**What the task requires**
Find every line in the records below that holds the word "sampling", and copy it out.

**Data shown**
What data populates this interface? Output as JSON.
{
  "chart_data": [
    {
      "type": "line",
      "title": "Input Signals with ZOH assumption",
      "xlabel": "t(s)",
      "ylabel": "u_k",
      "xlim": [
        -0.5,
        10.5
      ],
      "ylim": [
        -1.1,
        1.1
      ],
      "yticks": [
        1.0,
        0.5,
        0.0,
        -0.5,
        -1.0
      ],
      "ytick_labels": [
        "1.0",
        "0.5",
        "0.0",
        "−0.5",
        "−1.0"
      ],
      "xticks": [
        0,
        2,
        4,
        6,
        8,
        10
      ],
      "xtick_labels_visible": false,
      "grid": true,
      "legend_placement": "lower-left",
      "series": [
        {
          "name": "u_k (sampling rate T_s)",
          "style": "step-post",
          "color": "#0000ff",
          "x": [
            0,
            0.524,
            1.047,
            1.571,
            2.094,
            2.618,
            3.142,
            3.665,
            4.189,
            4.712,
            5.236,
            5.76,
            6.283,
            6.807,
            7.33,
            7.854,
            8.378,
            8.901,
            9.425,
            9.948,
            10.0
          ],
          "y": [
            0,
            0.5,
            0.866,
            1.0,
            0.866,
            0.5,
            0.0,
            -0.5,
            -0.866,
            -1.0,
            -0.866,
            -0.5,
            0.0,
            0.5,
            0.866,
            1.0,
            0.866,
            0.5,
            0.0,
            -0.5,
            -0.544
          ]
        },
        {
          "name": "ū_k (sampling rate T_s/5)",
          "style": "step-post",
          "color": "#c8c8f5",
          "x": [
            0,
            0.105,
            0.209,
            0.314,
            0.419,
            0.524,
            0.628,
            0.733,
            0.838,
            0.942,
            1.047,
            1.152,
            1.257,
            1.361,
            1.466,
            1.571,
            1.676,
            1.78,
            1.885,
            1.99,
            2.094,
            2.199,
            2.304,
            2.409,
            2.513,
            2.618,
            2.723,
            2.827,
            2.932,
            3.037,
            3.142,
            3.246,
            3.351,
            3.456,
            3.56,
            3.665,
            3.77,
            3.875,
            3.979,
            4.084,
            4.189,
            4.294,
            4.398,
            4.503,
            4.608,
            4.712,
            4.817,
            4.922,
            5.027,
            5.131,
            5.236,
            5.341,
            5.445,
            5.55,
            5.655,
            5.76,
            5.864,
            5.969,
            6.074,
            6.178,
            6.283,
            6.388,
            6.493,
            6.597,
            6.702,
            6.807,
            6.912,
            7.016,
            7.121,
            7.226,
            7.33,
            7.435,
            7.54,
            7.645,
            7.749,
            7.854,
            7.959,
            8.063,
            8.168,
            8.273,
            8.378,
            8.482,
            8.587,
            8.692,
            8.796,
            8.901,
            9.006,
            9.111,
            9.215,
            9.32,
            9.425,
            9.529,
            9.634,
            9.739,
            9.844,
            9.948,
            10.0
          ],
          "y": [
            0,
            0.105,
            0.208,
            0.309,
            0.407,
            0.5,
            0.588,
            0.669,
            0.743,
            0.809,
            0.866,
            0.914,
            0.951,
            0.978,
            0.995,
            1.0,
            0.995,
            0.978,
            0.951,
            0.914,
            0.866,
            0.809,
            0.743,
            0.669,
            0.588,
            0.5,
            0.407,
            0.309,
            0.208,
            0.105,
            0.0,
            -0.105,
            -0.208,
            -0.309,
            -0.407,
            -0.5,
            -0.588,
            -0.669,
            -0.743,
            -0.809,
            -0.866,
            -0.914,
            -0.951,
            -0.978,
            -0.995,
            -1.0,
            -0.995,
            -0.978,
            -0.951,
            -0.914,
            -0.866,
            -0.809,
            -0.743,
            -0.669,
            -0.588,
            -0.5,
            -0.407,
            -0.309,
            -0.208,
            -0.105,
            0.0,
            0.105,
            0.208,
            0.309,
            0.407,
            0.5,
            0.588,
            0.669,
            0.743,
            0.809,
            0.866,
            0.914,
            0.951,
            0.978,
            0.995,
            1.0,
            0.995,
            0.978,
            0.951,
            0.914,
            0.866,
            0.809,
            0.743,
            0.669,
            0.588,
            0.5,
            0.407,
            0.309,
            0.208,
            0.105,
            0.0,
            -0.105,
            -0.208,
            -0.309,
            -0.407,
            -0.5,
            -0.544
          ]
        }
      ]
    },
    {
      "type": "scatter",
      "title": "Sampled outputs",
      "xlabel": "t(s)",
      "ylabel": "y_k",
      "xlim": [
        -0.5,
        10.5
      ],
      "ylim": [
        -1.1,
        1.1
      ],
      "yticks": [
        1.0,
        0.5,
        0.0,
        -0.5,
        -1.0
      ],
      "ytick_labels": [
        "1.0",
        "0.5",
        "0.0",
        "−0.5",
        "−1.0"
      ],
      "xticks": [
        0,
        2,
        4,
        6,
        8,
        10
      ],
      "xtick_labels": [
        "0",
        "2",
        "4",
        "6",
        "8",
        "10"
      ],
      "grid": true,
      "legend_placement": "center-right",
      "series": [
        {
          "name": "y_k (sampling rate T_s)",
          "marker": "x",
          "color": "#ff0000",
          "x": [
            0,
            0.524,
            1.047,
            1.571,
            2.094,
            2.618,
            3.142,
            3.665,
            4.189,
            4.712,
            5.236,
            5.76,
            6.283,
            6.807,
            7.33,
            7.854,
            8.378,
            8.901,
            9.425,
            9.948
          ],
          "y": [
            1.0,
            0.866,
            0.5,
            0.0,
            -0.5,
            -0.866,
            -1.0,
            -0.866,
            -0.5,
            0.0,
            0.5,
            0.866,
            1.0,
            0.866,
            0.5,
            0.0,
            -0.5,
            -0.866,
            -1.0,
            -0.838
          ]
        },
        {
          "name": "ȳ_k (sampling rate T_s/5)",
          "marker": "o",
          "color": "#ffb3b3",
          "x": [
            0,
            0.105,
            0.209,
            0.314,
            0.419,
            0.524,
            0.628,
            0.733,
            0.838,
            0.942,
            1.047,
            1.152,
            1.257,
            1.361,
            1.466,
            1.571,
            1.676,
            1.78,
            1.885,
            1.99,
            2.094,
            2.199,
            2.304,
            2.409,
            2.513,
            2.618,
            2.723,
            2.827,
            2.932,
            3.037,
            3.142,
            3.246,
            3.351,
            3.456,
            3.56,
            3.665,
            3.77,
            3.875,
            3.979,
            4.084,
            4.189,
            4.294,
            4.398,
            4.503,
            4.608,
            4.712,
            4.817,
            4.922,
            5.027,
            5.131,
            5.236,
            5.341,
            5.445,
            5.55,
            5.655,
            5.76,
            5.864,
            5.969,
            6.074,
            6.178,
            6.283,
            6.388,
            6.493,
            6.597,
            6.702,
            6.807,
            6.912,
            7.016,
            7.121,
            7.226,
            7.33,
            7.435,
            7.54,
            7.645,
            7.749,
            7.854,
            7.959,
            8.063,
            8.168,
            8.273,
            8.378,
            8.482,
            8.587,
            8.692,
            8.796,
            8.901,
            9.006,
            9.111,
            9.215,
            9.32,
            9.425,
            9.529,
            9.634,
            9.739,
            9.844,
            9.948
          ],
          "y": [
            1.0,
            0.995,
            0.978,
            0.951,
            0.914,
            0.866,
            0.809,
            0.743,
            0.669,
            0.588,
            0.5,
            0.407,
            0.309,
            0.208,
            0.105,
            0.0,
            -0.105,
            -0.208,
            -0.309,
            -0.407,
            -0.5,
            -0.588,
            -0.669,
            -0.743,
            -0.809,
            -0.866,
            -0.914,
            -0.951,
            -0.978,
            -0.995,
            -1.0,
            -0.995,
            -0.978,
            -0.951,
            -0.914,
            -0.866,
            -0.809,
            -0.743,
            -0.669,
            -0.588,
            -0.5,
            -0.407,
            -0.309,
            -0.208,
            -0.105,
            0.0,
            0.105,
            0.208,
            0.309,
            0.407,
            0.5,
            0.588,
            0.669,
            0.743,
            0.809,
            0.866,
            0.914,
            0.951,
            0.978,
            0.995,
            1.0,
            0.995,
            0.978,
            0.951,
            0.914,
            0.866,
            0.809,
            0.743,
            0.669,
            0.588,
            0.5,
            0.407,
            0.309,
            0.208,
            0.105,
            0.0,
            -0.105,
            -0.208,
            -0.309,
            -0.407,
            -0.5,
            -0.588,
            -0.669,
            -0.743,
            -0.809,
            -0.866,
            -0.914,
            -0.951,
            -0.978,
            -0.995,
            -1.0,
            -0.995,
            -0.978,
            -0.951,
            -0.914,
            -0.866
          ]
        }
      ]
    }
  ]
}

**Correct result**
          "name": "u_k (sampling rate T_s)",
          "name": "ū_k (sampling rate T_s/5)",
          "name": "y_k (sampling rate T_s)",
          "name": "ȳ_k (sampling rate T_s/5)",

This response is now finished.